Task
Review the material and extract every line in which the word "Convert" occurs.

[Figure record extracts]
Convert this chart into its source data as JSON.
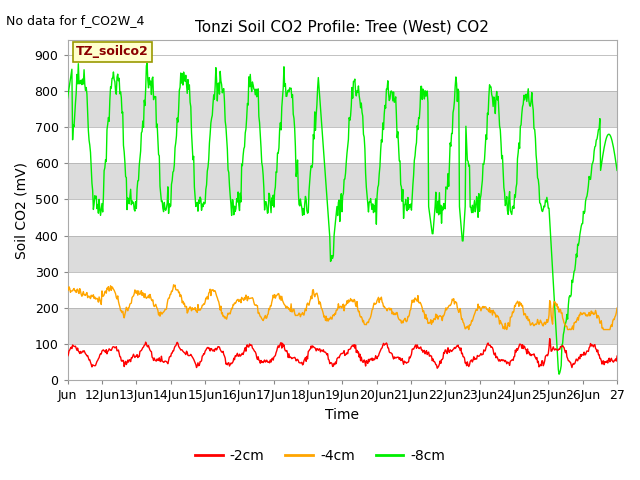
{
  "title": "Tonzi Soil CO2 Profile: Tree (West) CO2",
  "subtitle": "No data for f_CO2W_4",
  "ylabel": "Soil CO2 (mV)",
  "xlabel": "Time",
  "legend_label": "TZ_soilco2",
  "x_tick_labels": [
    "Jun",
    "12Jun",
    "13Jun",
    "14Jun",
    "15Jun",
    "16Jun",
    "17Jun",
    "18Jun",
    "19Jun",
    "20Jun",
    "21Jun",
    "22Jun",
    "23Jun",
    "24Jun",
    "25Jun",
    "26Jun",
    "27"
  ],
  "ylim": [
    0,
    940
  ],
  "yticks": [
    0,
    100,
    200,
    300,
    400,
    500,
    600,
    700,
    800,
    900
  ],
  "color_2cm": "#FF0000",
  "color_4cm": "#FFA500",
  "color_8cm": "#00EE00",
  "bg_color": "#FFFFFF",
  "gray_band_color": "#DCDCDC",
  "legend_box_color": "#FFFFCC",
  "legend_box_edge": "#999900",
  "title_fontsize": 11,
  "subtitle_fontsize": 9,
  "axis_fontsize": 9,
  "ylabel_fontsize": 10,
  "legend_fontsize": 10
}
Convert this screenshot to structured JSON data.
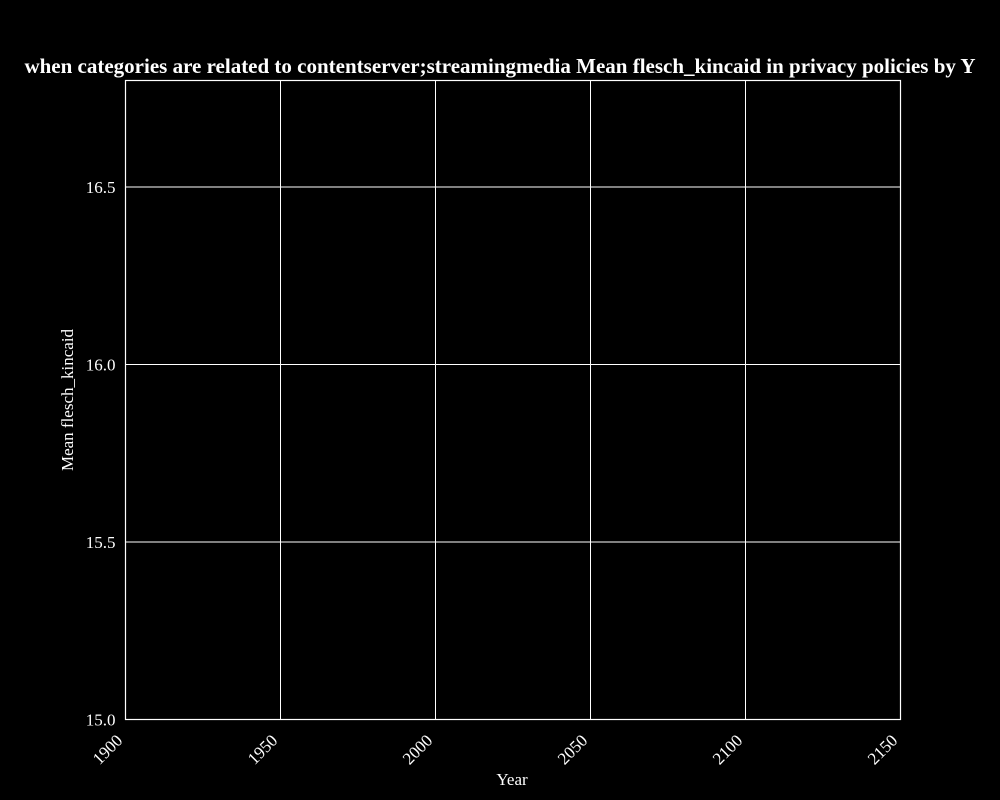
{
  "chart_data": {
    "type": "line",
    "title": "when categories are related to contentserver;streamingmedia Mean flesch_kincaid in privacy policies by Y",
    "xlabel": "Year",
    "ylabel": "Mean flesch_kincaid",
    "xlim": [
      1900,
      2150
    ],
    "ylim": [
      15.0,
      16.8
    ],
    "xticks": [
      1900,
      1950,
      2000,
      2050,
      2100,
      2150
    ],
    "xtick_labels": [
      "1900",
      "1950",
      "2000",
      "2050",
      "2100",
      "2150"
    ],
    "yticks": [
      15.0,
      15.5,
      16.0,
      16.5
    ],
    "ytick_labels": [
      "15.0",
      "15.5",
      "16.0",
      "16.5"
    ],
    "grid": true,
    "series": [
      {
        "x": [],
        "y": []
      }
    ],
    "colors": {
      "background": "#000000",
      "axis": "#ffffff",
      "grid": "#ffffff",
      "text": "#ffffff"
    }
  }
}
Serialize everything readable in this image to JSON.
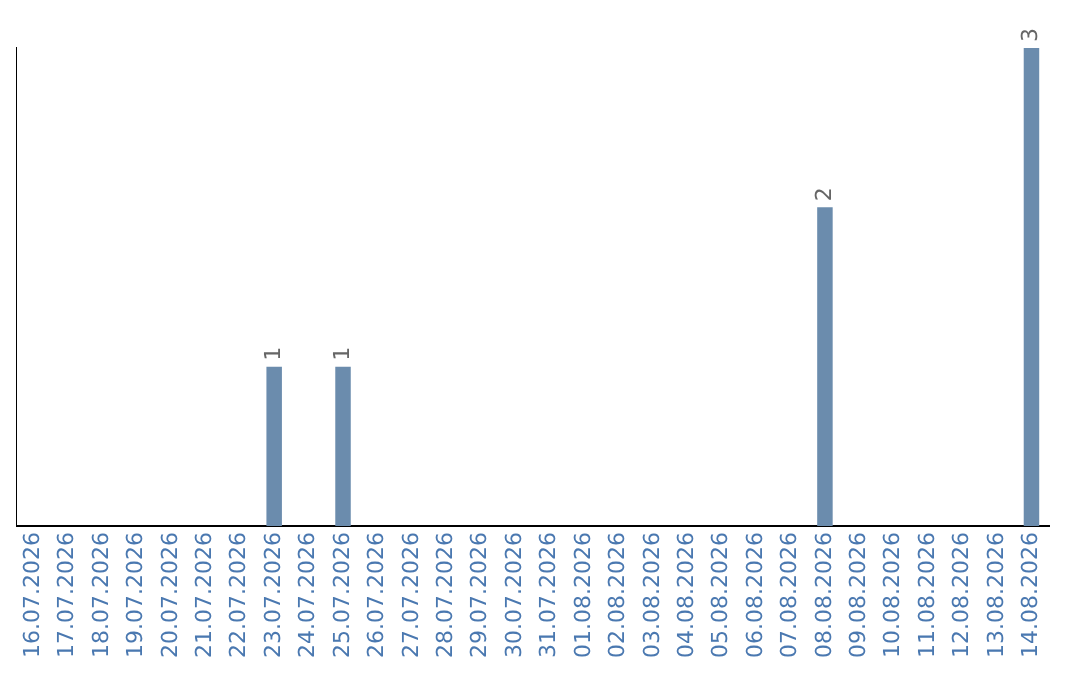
{
  "chart_data": {
    "type": "bar",
    "categories": [
      "16.07.2026",
      "17.07.2026",
      "18.07.2026",
      "19.07.2026",
      "20.07.2026",
      "21.07.2026",
      "22.07.2026",
      "23.07.2026",
      "24.07.2026",
      "25.07.2026",
      "26.07.2026",
      "27.07.2026",
      "28.07.2026",
      "29.07.2026",
      "30.07.2026",
      "31.07.2026",
      "01.08.2026",
      "02.08.2026",
      "03.08.2026",
      "04.08.2026",
      "05.08.2026",
      "06.08.2026",
      "07.08.2026",
      "08.08.2026",
      "09.08.2026",
      "10.08.2026",
      "11.08.2026",
      "12.08.2026",
      "13.08.2026",
      "14.08.2026"
    ],
    "values": [
      0,
      0,
      0,
      0,
      0,
      0,
      0,
      1,
      0,
      1,
      0,
      0,
      0,
      0,
      0,
      0,
      0,
      0,
      0,
      0,
      0,
      0,
      0,
      2,
      0,
      0,
      0,
      0,
      0,
      3
    ],
    "value_labels": [
      null,
      null,
      null,
      null,
      null,
      null,
      null,
      "1",
      null,
      "1",
      null,
      null,
      null,
      null,
      null,
      null,
      null,
      null,
      null,
      null,
      null,
      null,
      null,
      "2",
      null,
      null,
      null,
      null,
      null,
      "3"
    ],
    "color": "#6b8cad",
    "grid": false,
    "legend": false,
    "tick_labels": "x"
  }
}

Task result
Convert this chart into its source data as JSON.
Convert this screenshot to structured JSON data.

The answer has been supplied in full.